## Extracted text
***
Pursuant to Section 13 or 15(d) of the Securities Exchange Act of 1934

Date of Report (Date of earliest event reported): May 12, 2025

 

 

DIODES INCORPORATED

(Exact name of Registrant as Specified in Its Charter)

 

 

Delaware

002-25577

95-2039518

(State or Other Jurisdiction
of Incorporation)

(Commission File Number)

(IRS Employer
Identification No.)

 

 

 

 

 

4949 Hedgcoxe Road, Suite 200

 

Plano, Texas

 

75024

(Address of Principal Executive Offices)

 

(Zip Code)

 

Registrant’s Telephone Number, Including Area Code: 972 987-3900

 

 

(Former Name or Former Address, if Changed Since Last Report)

 

Check the appropriate box below if the Form 8-K filing is intended to simultaneously satisfy the filing obligation of the registrant under any of the following provisions:

Written communications pursuant to Rule 425 under the Securities Act (17 CFR 230.425)
Soliciting material pursuant to Rule 14a-12 under the Exchange Act (17 CFR 240.14a-12)
Pre-commencement communications pursuant to Rule 14d-2(b) under the Exchange Act (17 CFR 240.14d-2(b))
Pre-commencement communications pursuant to Rule 13e-4(c) under the Exchange Act (17 CFR 240.13e-4(c))

Securities registered pursuant to Section 12(b) of the Act:


Title of each class

 

Trading
Symbol(s)
***
## Written problem A
Answer these questions from the Form 8-K cover page:
(i) In what state is Diodes Incorporated incorporated?
(ii) What is the date of the earliest event reported?
(iii) What telephone number is given for the registrant?
## Written problem B
Reproduce the Form 8-K cover page word for word, starting at "Check the appropriate" and ending at "(17 CFR 230.425)".
## Written problem C
Write the next part of the Diodes Incorporated Form 8-K cover page, picking up after its last line.
The data that come next are separate from the Form 8-K cover page.

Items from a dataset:
***
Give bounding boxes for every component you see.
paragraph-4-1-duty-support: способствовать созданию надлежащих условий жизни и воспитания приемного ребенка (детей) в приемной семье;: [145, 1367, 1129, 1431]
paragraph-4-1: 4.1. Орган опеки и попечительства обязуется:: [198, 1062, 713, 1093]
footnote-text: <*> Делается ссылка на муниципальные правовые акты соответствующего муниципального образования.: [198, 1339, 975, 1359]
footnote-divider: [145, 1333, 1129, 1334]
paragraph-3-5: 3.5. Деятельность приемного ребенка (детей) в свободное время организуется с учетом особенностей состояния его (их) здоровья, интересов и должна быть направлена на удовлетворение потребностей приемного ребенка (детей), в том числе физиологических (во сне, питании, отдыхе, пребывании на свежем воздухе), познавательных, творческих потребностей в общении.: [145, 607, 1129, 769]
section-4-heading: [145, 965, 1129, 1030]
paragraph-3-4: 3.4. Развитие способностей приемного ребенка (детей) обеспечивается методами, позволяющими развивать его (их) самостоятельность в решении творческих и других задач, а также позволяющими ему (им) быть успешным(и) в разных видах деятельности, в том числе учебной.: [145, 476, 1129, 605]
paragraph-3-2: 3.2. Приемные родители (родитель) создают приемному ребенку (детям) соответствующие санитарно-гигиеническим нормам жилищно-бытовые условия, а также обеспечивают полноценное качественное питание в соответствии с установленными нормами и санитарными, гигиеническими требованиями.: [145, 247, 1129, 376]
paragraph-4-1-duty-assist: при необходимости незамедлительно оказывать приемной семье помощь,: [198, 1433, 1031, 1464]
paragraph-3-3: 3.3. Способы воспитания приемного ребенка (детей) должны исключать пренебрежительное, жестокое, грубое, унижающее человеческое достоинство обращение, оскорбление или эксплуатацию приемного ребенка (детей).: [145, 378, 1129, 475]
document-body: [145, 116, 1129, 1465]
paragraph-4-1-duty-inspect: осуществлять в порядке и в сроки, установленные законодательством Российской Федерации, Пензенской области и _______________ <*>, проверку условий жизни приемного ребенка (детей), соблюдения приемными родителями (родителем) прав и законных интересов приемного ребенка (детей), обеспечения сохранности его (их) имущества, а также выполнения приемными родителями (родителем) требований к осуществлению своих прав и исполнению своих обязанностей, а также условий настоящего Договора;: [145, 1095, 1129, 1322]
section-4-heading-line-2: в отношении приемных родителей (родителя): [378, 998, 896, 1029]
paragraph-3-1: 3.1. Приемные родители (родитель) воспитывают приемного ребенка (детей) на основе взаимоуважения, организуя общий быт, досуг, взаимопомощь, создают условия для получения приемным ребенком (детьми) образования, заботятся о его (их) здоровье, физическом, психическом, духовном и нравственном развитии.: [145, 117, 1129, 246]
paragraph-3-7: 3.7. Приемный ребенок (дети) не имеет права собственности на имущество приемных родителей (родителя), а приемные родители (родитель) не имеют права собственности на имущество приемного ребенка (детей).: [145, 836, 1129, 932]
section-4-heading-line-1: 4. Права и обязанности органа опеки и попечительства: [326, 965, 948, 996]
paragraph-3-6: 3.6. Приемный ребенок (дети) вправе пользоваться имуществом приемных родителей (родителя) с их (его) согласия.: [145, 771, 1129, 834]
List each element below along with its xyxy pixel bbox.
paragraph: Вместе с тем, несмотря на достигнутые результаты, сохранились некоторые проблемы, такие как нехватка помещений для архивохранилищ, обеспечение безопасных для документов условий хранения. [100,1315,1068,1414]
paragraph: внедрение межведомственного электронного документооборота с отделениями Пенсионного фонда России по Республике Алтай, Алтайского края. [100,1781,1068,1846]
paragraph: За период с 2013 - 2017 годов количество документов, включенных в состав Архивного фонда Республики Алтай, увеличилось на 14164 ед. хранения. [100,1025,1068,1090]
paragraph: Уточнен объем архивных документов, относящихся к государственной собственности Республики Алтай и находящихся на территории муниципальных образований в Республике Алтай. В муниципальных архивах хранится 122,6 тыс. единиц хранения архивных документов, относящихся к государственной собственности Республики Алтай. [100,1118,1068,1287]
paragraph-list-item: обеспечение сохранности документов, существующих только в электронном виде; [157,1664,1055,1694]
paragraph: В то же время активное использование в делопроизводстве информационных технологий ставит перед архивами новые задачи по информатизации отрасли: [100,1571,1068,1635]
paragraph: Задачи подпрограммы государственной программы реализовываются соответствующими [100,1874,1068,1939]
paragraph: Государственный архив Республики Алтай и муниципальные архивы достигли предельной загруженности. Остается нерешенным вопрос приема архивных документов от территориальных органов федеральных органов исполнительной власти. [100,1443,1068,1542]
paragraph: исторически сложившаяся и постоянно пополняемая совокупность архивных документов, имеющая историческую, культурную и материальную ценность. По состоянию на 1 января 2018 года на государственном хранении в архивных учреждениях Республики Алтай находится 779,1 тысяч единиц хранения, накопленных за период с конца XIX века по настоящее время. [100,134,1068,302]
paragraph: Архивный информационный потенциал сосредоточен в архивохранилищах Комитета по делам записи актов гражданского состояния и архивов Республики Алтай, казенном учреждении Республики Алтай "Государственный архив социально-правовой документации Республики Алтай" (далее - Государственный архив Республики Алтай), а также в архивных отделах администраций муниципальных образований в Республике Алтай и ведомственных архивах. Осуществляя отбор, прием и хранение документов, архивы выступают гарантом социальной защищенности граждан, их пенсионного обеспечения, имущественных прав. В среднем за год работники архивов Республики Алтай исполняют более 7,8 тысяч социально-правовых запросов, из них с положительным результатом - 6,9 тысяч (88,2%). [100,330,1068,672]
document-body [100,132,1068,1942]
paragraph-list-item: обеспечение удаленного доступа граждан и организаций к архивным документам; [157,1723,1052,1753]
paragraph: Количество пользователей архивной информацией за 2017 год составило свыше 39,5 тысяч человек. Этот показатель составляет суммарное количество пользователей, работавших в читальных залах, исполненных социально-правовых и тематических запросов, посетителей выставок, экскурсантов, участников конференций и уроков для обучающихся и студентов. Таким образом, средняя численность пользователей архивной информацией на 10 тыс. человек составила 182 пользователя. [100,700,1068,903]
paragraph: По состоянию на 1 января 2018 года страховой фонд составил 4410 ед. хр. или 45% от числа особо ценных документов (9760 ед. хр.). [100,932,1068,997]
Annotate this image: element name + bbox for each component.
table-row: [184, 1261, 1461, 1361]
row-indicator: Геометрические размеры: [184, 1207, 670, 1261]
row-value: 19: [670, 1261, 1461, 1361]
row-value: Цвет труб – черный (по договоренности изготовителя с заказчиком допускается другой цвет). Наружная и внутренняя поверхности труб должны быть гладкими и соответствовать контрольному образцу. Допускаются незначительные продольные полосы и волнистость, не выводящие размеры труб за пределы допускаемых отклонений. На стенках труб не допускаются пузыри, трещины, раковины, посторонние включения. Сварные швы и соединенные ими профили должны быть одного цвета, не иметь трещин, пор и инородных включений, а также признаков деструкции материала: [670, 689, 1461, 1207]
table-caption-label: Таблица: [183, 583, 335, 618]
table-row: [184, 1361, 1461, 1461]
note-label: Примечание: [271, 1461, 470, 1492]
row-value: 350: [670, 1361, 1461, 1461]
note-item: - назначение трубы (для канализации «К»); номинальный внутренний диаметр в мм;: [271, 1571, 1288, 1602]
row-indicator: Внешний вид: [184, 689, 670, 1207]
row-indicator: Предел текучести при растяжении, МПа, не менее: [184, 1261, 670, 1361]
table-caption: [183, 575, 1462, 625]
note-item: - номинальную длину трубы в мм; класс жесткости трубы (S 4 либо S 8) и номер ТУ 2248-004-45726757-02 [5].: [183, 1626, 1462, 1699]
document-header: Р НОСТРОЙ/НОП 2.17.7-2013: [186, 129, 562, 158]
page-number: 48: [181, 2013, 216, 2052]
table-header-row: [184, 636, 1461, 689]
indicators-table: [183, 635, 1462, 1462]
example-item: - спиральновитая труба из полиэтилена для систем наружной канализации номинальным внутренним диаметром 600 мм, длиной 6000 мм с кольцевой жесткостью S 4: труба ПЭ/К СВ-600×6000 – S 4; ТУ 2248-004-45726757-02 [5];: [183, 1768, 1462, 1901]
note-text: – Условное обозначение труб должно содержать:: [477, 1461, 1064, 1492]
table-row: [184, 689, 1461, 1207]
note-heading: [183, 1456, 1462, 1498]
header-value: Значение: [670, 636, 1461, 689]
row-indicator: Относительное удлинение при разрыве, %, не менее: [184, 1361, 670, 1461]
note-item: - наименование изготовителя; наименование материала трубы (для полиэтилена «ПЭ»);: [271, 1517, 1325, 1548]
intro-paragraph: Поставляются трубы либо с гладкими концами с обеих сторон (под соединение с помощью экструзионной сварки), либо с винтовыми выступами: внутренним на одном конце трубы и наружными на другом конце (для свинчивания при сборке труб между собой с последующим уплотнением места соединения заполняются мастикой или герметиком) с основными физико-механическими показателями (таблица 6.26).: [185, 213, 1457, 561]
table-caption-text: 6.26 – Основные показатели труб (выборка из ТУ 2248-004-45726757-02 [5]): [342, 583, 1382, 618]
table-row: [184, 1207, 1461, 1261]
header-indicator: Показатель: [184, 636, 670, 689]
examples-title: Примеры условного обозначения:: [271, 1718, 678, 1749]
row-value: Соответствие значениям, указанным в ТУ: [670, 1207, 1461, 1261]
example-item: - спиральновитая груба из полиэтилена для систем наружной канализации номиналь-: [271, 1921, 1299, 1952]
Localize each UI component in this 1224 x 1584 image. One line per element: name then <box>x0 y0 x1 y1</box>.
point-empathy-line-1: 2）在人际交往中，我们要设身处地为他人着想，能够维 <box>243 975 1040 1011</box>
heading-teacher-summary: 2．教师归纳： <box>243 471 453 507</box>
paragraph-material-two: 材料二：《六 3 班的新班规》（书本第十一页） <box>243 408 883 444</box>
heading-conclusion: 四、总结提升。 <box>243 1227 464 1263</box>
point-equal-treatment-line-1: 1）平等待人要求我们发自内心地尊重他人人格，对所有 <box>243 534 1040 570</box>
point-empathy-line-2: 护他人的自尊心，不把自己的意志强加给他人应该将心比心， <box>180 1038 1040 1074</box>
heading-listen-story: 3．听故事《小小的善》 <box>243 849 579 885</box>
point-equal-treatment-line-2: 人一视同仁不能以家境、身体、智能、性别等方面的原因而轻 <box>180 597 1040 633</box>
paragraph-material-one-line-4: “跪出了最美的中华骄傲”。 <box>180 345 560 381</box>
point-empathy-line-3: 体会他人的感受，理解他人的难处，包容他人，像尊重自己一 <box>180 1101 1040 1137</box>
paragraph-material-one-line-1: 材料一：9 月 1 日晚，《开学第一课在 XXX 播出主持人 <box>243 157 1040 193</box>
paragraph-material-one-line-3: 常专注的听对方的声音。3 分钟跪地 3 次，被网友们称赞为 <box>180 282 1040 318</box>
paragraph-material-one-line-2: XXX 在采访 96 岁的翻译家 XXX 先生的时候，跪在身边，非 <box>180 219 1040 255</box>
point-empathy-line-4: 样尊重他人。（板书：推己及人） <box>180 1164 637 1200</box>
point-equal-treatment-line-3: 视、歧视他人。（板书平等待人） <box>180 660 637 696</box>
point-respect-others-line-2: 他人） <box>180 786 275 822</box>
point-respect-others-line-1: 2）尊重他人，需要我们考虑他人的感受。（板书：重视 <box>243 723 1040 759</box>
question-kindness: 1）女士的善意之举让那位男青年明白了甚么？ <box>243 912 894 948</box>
***
## Answer A
(i) Delaware
(ii) May 12, 2025
(iii) 972 987-3900

## Answer B
Check the appropriate box below if the Form 8-K filing is intended to simultaneously satisfy the filing obligation of the registrant under any of the following provisions:

Written communications pursuant to Rule 425 under the Securities Act (17 CFR 230.425)

## Answer C
Name of each exchange on which registered

Common Stock, Par Value $0.66 2/3

 

DIOD

 

The Nasdaq Stock Market LLC

Indicate by check mark whether the registrant is an emerging growth company as defined in Rule 405 of the Securities Act of 1933 (§ 230.405 of this chapter) or Rule 12b-2 of the Securities Exchange Act of 1934 (§ 240.12b-2 of this chapter).

Emerging growth company

If an emerging growth company, indicate by check mark if the registrant has elected not to use the extended transition period for complying with any new or revised financial accounting standards provided pursuant to Section 13(a) of the Exchange Act.

 


Item 5.02. Departure of Directors or Certain Officers; Election of Directors; Appointment of Certain Officers; Compensatory Arrangements of Certain Officers.

Appointment of Chief Executive Officer

On May 13, 2025, the Board of Directors of Diodes Incorporated (the “Company”), appointed Gary Yu, the Company’s President, to the additional position of the Company’s Chief Executive Officer (“CEO”), succeeding Dr. Keh-Shew Lu, who resigned as CEO that same day. Dr. Lu will remain with the Company as Chairman of its Board of Directors and as a special advisor to the CEO.

Mr. Yu., 51, has been with the Company since 2008 and was appointed President and elected as a member of the Board of Directors in January 2024. Prior roles in the Company include Chief Operating Officer; Senior Vice President with responsibility for Business Groups and the integration of Lite-On Semiconductor Corporation; President, Asia Pacific Region; General Manager of the Company’s Shanghai wafer fabrication operation and the Company’s BCD business unit; Vice President of Asia Pacific Sales; and manager of the Company’s sensor and satellite business unit. Prior to joining the Company, Mr. Yu spent over 10 years at Lite-On Semiconductor Corporation as Vice President, Worldwide Sales and at Texas Instruments in IT, finance, and capacity planning positions. Mr. Yu holds a bachelor’s degree in MIS from Fu-Jen University, Taiwan, a master’s degree in Telecommunication Engineering from Southern Methodist University, and an MBA from the University of Dallas.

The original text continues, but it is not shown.